Textauszug -
—————

En voque
Der neue Range Rover Evoque
Text: Jakob Stantejsky
99,9 % des Evoque sind völlig neu, lediglich die Türscharniere hat er von seinem Vorgänger übernommen. Was erstmal nach witziger Anekdote klingt, ist für die neueste Generation des Kompakt-SUV tatsächlich sehr bezeichnend. Denn so traditionsbewusst die Briten auch sind, bei diesem Auto haben sie klar erkannt, dass man nicht nur mit der Zeit gehen muss, sondern ihr im Idealfall auch ein paar Schritte voraus sein sollte. Das schlägt sich unter anderem im Interieur nieder, wo die Sitze auf Wunsch mit einem recycelten und recycelbaren Gewebe von Kvadrat und auch einer speziellen Eukalyptus-Faser bezogen werden – beide Textilien sind besonders umweltfreundlich. Zwar bietet Range Rover natürlich auch immer noch Leder an, doch dass gerade eine derartig prestigeträchtige Luxusmarke so viel Wert auf ökologisches Vorgehen legt, spricht eine deutliche Sprache.
Trotz beinahe 800.000 verkaufter Evoques ruht man sich also nicht auf den Lorbeeren aus und sucht nach immer mehr und besseren Lösungen in jeder Hinsicht. Das Design des Evoque wird noch cleaner und cooler als bisher, bleibt aber trotz Annäherung an den Velar ganz klar eigenständig. Es ist schier unglaublich, wie verdammt gut ein Kompakt-SUV aussehen kann. Den Schönheitspreis in diesem Segment holt sich Range Rover in meinen Augen mit haushoher Überlegenheit. Besonders in der R-Dynamic-Version mit den bronzefarbenen Zierelementen auf Motorhaube, Flanke, Schürze und Heck wird der Evoque zum echten Augenschmaus. Aber an Schönheit kann man ja auch sterben, wie uns das Sprichwort lehrt. Blüht dieses Schicksal auch dem neuen Evoque?
Kurze Antwort gefällig? Nein. Denn auch unter der Haube macht der Evoque große Schritte in Richtung Zukunft. So kommen alle mit Automatik ausgestatteten Modelle auch direkt als Mild-Hybride daher, ein Plug-in mit Dreizylinderbenziner folgt noch. Im schönen Griechenland konnte ich das 240 PSige Dieselaggregat sowie den 250 Rosse scheuchenden Benziner auf Herz und Nieren prüfen. Autobahn, Landstraße – wahnsinnig breit und wunderbar geschwungen, nur so als kleiner Roadtrip-Tipp am Rande – und bis weit in die Berge, abseits von allem, was man auch nur ansatzweise als Straße bezeichnen kann – alles war auf unserer Tour von Athen kreuz und quer durch den Peloponnes dabei. Und so ruhig und bei Bedarf auch dynamisch der Evoque sich auf dem Asphalt auch gibt, im Dreck bringt er den Fahrer wirklich zum Staunen. Denn egal ob es sich um Schlamm, zerfurchten Erdboden oder auch eine Fahrt im – nein, nicht „durch“, sondern „im“ – Flussbett handelt, der so kompakte und coole Brite zeigt sich als echte Kämpfernatur.

—————

Material -
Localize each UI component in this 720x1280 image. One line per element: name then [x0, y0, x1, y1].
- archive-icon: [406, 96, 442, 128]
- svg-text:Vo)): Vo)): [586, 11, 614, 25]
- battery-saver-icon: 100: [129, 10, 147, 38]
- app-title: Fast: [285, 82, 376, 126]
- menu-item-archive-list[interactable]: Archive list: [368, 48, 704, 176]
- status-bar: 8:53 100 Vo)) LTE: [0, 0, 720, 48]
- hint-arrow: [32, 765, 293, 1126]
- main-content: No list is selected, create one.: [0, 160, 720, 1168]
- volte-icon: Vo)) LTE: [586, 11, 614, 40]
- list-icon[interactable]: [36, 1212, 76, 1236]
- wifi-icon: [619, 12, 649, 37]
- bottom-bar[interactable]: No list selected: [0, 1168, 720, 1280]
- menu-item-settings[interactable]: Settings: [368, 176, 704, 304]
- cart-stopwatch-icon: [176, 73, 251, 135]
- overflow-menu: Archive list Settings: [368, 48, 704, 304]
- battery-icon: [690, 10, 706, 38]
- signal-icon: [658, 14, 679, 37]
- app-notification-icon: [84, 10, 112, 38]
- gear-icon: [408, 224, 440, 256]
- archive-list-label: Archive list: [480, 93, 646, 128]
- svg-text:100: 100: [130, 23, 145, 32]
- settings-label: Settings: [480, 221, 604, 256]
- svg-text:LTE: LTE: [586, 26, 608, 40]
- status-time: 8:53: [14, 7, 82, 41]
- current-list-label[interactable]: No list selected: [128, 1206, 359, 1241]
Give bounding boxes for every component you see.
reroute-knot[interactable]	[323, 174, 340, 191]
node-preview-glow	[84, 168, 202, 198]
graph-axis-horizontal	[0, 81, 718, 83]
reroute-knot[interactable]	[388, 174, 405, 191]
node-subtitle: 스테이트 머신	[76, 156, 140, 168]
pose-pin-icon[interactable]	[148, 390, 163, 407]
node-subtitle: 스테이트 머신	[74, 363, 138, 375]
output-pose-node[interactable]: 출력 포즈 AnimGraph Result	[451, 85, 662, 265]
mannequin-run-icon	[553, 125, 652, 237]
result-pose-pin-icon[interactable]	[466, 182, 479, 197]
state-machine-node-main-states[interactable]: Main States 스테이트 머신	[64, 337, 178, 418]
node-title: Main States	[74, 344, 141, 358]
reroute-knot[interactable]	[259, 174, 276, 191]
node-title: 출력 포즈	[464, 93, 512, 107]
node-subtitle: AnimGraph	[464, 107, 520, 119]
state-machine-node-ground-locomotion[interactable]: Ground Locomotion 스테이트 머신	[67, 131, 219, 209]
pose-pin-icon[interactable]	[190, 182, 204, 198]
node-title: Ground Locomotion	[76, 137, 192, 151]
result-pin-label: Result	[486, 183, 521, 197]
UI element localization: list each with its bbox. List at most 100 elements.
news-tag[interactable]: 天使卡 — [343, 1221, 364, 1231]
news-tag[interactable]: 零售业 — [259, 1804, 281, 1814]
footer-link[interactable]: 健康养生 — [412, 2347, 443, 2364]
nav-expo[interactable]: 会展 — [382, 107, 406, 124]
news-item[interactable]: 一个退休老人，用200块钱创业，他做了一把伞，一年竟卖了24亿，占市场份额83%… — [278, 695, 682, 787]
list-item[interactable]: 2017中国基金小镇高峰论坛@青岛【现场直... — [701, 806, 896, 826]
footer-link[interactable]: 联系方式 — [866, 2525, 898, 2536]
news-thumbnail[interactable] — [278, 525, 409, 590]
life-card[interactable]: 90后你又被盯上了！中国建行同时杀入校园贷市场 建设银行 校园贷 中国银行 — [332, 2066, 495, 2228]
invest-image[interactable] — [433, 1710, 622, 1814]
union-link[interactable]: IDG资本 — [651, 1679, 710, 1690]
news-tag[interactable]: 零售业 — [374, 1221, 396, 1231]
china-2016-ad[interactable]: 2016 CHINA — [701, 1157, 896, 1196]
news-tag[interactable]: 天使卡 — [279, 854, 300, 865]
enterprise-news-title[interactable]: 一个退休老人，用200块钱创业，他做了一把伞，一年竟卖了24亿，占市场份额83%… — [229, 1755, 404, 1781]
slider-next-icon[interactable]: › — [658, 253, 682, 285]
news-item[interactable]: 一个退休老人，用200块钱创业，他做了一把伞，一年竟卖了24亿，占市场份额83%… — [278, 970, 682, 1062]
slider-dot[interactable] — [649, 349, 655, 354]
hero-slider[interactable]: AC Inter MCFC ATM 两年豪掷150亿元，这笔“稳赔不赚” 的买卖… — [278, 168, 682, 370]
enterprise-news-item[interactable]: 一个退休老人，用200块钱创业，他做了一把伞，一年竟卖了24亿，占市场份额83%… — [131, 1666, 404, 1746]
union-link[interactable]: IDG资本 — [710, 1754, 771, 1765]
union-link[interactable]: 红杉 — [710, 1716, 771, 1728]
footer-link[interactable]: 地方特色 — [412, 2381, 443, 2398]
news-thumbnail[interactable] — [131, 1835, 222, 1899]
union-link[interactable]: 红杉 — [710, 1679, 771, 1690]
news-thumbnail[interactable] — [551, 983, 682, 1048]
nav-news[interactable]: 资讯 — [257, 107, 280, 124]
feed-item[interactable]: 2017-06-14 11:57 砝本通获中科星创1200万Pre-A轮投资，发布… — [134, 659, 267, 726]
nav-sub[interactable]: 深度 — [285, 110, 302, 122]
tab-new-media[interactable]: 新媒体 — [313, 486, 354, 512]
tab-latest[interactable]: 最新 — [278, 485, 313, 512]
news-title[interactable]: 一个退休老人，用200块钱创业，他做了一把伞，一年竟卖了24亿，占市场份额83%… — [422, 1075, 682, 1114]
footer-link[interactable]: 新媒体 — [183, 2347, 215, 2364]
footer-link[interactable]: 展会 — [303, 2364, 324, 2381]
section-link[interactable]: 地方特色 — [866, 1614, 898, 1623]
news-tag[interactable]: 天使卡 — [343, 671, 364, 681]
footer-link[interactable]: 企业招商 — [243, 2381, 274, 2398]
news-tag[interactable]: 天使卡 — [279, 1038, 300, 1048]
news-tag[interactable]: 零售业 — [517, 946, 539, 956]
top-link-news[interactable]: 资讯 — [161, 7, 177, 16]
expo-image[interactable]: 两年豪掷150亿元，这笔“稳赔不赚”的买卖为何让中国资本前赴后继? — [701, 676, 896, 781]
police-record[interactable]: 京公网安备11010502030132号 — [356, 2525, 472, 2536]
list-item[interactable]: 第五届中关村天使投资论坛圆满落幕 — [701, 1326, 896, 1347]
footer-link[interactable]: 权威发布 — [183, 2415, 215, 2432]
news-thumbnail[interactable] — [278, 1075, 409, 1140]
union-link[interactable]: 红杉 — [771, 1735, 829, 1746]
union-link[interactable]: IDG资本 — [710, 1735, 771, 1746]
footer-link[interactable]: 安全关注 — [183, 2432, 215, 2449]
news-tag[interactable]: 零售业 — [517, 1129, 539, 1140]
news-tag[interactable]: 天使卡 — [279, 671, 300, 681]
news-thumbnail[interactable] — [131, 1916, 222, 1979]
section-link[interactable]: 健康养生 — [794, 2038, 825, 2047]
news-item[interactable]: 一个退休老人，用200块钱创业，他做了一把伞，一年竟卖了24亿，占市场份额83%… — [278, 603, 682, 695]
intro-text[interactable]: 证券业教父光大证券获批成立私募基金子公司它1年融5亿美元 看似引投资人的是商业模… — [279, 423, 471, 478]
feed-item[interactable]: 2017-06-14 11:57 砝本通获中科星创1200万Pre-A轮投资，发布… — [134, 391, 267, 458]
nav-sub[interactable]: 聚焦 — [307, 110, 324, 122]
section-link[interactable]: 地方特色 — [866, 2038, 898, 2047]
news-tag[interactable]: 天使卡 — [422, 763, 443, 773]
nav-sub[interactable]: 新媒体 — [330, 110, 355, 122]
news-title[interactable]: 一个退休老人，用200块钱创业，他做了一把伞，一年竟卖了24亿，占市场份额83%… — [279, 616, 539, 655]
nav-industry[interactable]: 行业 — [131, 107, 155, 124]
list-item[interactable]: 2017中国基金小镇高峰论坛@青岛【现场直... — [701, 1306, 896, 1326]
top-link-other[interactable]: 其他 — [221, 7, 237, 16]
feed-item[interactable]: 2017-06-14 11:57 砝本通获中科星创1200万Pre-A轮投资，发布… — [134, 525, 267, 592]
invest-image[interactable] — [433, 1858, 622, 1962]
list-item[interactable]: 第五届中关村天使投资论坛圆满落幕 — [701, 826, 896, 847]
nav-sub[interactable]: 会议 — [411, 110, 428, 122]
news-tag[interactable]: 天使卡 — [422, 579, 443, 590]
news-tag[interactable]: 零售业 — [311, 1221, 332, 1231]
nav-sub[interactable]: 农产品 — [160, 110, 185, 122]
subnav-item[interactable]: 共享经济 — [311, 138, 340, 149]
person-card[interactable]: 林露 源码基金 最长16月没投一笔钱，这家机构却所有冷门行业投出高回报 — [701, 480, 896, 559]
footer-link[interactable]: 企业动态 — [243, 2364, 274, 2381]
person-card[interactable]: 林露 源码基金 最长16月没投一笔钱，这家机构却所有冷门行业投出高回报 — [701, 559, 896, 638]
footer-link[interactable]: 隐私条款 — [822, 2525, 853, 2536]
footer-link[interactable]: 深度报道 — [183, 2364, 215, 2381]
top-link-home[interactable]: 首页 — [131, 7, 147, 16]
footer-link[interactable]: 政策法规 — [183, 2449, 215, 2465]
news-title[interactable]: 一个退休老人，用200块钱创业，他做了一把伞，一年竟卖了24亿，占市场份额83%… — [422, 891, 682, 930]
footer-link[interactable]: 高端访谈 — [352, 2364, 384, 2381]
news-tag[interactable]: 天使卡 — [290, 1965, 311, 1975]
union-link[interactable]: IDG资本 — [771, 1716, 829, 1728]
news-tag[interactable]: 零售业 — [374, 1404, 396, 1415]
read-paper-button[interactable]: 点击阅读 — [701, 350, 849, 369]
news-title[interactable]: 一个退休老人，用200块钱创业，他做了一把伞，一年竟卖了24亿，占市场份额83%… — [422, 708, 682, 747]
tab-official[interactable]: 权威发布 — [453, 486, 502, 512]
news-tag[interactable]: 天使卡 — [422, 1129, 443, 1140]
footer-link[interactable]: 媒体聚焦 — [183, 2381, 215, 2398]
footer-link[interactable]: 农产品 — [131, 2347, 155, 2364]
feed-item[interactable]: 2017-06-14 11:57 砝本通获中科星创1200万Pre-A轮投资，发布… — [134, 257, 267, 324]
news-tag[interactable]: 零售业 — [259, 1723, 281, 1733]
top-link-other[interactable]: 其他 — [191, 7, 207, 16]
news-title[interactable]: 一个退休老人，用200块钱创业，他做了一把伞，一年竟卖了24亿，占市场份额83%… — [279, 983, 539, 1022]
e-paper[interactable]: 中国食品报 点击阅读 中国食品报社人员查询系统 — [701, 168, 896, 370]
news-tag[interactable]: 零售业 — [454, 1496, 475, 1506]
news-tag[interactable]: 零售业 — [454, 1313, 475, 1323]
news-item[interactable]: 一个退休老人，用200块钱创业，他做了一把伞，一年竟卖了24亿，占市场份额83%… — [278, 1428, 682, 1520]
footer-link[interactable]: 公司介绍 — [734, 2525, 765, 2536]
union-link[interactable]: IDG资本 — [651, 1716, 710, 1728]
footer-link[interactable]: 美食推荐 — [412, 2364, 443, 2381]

—————

Aufgaben -
1 – Was hat der neue Evoque laut dem Textauszug über den Evoque von seinem Vorgänger übernommen?
2 – Bitte gib aus dem Textauszug über den Evoque den Abschnitt von „Trotz beinahe 800.000“ bis einschließlich „dem neuen Evoque?“ wortgetreu wieder.
3 – Stimmen die folgenden Aussagen mit dem Textauszug über den Evoque überein? Antworte jeweils mit Ja oder Nein und zitiere die entscheidenden Worte.
(a) Alle Evoque-Modelle mit Automatik sind Mild-Hybride.
(b) Range Rover bietet für die Sitze kein Leder mehr an.
(c) Vom Evoque wurden bisher rund 80.000 Stück verkauft.

Lösungen -
1 – Die Türscharniere.

2 –
Trotz beinahe 800.000 verkaufter Evoques ruht man sich also nicht auf den Lorbeeren aus und sucht nach immer mehr und besseren Lösungen in jeder Hinsicht. Das Design des Evoque wird noch cleaner und cooler als bisher, bleibt aber trotz Annäherung an den Velar ganz klar eigenständig. Es ist schier unglaublich, wie verdammt gut ein Kompakt-SUV aussehen kann. Den Schönheitspreis in diesem Segment holt sich Range Rover in meinen Augen mit haushoher Überlegenheit. Besonders in der R-Dynamic-Version mit den bronzefarbenen Zierelementen auf Motorhaube, Flanke, Schürze und Heck wird der Evoque zum echten Augenschmaus. Aber an Schönheit kann man ja auch sterben, wie uns das Sprichwort lehrt. Blüht dieses Schicksal auch dem neuen Evoque?

3 –
(a) Ja: „So kommen alle mit Automatik ausgestatteten Modelle auch direkt als Mild-Hybride daher“
(b) Nein: „Zwar bietet Range Rover natürlich auch immer noch Leder an“
(c) Nein: „Trotz beinahe 800.000 verkaufter Evoques“